#### [Task to complete]
Copy out every line that contains the word "series".

(Figure content listings)
# # # #

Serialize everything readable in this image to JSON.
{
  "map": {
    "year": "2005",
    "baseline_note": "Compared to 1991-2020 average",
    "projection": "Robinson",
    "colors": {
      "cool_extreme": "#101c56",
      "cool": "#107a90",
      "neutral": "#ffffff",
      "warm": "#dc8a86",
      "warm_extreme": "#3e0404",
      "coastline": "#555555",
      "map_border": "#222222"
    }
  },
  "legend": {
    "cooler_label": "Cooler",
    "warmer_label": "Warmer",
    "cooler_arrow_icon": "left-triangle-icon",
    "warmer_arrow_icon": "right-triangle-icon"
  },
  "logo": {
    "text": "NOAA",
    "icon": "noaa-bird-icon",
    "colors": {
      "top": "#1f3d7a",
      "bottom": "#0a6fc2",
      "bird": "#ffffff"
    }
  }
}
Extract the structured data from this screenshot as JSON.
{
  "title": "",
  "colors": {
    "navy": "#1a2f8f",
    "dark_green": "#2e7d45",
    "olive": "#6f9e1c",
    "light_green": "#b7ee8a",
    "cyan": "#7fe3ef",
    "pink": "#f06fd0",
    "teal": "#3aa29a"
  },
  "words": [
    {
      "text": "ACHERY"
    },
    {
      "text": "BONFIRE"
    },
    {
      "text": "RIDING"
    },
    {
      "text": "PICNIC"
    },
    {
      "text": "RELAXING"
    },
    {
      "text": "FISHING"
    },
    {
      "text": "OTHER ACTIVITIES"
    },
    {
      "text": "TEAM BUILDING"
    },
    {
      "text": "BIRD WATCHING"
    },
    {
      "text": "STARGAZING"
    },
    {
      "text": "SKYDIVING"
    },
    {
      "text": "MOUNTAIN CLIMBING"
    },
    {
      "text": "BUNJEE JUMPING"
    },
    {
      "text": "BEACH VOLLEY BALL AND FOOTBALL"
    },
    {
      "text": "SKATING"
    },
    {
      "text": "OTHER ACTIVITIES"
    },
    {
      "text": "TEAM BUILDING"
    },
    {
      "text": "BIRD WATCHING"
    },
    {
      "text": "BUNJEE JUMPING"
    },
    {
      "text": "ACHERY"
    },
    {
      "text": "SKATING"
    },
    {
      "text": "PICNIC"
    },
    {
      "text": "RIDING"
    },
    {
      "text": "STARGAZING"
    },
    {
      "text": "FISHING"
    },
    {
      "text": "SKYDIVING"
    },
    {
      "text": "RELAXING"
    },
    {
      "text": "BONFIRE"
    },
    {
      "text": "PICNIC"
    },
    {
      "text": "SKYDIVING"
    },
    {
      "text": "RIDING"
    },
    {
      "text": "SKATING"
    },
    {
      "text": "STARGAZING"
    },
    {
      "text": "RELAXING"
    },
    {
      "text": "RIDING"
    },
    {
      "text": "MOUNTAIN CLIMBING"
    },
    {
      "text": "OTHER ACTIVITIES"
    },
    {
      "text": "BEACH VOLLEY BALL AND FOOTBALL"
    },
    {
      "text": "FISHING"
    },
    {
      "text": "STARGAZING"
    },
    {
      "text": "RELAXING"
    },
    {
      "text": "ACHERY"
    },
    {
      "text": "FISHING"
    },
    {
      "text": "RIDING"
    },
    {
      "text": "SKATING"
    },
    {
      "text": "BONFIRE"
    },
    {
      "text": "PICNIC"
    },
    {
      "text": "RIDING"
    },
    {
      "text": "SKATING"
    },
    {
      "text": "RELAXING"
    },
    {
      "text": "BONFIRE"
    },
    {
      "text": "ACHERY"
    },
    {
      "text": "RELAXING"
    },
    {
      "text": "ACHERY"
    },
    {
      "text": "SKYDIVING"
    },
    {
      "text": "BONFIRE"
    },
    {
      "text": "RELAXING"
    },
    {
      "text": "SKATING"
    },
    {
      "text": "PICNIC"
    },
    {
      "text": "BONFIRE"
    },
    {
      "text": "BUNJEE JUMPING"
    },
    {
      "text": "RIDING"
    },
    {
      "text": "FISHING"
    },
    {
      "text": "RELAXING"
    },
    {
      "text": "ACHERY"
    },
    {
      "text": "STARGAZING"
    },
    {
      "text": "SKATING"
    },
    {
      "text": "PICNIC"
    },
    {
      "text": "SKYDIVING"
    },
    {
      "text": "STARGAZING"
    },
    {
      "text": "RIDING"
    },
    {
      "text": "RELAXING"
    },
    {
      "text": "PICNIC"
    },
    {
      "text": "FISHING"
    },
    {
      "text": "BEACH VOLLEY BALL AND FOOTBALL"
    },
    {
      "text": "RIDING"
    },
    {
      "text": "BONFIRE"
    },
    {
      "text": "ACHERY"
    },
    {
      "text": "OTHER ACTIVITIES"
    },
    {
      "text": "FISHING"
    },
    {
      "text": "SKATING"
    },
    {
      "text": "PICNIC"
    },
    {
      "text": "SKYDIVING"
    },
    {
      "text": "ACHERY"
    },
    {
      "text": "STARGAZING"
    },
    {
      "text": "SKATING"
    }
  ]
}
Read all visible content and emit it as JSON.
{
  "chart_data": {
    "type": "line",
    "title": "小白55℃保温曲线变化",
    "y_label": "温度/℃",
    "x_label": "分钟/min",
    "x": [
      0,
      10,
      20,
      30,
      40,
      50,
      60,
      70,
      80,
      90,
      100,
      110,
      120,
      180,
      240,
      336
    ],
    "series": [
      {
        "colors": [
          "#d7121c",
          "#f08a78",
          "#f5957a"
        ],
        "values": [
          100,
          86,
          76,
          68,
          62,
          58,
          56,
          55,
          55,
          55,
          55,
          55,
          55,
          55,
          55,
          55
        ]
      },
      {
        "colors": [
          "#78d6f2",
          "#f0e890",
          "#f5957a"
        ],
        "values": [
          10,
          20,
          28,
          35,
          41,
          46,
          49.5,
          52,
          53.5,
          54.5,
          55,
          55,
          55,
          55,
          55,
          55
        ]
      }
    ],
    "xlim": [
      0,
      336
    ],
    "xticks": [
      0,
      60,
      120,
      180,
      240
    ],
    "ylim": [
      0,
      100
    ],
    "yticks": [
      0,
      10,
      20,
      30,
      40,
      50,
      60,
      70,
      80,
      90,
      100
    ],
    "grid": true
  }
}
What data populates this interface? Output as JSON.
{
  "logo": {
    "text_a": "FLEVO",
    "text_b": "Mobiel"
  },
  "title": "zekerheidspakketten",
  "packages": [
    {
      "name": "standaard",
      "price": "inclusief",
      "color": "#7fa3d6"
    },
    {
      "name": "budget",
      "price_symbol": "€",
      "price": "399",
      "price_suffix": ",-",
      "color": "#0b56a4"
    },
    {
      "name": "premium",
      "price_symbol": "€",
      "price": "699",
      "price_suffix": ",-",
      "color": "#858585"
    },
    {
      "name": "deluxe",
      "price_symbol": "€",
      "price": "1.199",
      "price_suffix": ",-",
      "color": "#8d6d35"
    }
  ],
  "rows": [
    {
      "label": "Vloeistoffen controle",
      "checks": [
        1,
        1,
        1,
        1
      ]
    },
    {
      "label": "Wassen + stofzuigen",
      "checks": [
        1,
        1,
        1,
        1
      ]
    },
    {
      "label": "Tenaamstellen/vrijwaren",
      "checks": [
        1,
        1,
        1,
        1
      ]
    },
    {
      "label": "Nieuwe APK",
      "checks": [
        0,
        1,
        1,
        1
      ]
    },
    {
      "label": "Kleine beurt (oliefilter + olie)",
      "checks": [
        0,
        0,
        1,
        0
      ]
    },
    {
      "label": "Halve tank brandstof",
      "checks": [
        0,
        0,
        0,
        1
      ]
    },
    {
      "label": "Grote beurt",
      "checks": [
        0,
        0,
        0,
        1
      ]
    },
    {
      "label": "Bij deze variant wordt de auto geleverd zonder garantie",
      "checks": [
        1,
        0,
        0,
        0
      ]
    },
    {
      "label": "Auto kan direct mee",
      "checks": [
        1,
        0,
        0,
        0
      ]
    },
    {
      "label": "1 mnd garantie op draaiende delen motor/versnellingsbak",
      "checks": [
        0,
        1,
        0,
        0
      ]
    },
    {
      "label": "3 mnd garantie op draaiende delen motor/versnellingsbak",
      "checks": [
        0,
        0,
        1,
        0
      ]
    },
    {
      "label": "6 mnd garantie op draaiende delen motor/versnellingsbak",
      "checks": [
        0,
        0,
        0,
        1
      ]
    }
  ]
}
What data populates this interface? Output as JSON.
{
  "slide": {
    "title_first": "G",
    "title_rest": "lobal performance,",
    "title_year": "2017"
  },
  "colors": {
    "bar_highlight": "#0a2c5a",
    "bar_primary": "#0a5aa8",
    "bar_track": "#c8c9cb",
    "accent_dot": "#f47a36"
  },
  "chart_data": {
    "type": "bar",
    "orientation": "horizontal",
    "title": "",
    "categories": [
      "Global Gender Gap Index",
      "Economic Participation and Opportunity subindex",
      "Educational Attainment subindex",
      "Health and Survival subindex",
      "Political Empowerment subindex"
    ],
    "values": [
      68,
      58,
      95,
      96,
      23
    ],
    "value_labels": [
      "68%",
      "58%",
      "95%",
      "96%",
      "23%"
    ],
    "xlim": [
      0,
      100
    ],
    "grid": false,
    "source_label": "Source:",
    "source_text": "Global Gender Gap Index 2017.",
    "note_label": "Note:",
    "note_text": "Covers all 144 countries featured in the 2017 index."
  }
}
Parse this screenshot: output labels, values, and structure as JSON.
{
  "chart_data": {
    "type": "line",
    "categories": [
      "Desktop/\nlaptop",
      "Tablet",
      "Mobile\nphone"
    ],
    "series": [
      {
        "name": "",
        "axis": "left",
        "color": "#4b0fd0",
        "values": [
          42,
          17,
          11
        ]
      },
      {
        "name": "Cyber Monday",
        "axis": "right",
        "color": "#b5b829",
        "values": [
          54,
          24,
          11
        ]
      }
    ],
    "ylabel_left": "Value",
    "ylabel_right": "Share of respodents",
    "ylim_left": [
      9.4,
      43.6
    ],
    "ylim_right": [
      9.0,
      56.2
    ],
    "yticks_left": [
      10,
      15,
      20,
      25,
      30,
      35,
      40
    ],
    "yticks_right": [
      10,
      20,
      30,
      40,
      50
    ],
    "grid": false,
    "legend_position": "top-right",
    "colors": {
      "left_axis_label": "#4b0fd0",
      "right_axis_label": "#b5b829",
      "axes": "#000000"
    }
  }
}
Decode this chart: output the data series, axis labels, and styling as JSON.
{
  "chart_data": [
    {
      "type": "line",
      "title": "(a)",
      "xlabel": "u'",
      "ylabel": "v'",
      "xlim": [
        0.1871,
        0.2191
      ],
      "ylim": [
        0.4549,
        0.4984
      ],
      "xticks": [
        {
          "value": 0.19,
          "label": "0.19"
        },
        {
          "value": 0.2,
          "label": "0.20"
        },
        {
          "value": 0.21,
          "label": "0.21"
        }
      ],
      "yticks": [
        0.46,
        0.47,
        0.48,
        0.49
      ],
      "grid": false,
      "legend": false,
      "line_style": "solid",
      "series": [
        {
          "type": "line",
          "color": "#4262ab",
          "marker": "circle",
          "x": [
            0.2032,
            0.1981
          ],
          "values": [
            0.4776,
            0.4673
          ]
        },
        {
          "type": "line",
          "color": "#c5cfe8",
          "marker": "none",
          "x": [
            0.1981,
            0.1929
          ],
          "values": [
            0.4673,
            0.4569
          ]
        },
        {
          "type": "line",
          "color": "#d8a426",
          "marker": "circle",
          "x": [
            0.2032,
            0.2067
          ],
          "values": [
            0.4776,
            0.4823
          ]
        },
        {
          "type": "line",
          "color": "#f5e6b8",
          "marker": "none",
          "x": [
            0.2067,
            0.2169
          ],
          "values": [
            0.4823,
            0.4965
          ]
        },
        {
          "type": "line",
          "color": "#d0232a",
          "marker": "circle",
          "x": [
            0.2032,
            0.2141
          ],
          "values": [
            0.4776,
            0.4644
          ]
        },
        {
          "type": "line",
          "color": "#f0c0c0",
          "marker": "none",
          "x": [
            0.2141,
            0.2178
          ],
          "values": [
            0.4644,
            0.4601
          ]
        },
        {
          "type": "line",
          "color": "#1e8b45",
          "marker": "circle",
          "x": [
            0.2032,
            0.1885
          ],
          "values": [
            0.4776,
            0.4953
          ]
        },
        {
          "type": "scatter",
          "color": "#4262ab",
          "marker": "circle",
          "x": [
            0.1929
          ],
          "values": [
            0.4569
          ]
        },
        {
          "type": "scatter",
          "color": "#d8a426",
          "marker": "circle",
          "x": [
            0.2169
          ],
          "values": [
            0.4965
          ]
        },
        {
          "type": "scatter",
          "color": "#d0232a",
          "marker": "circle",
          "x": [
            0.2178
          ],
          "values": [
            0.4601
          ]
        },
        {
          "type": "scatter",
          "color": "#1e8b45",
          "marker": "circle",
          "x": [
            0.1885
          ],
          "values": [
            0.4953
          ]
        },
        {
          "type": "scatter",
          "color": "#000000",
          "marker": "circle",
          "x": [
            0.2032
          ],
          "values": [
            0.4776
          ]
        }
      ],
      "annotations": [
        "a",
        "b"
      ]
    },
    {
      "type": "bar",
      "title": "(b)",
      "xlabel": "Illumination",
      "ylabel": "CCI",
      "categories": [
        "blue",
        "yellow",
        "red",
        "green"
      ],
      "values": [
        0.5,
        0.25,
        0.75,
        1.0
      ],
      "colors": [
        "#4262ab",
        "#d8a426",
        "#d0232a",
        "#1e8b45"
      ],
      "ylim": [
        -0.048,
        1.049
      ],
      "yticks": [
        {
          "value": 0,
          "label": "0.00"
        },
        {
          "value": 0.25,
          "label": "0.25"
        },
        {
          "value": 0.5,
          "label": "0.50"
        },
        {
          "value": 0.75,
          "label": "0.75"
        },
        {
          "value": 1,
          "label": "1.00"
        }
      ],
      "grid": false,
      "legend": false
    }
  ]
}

# # # #

#### [Response to this task]
    "series": [
    "series": [
Decode this chart: output the data series, axis labels, and styling as JSON.
      "series": [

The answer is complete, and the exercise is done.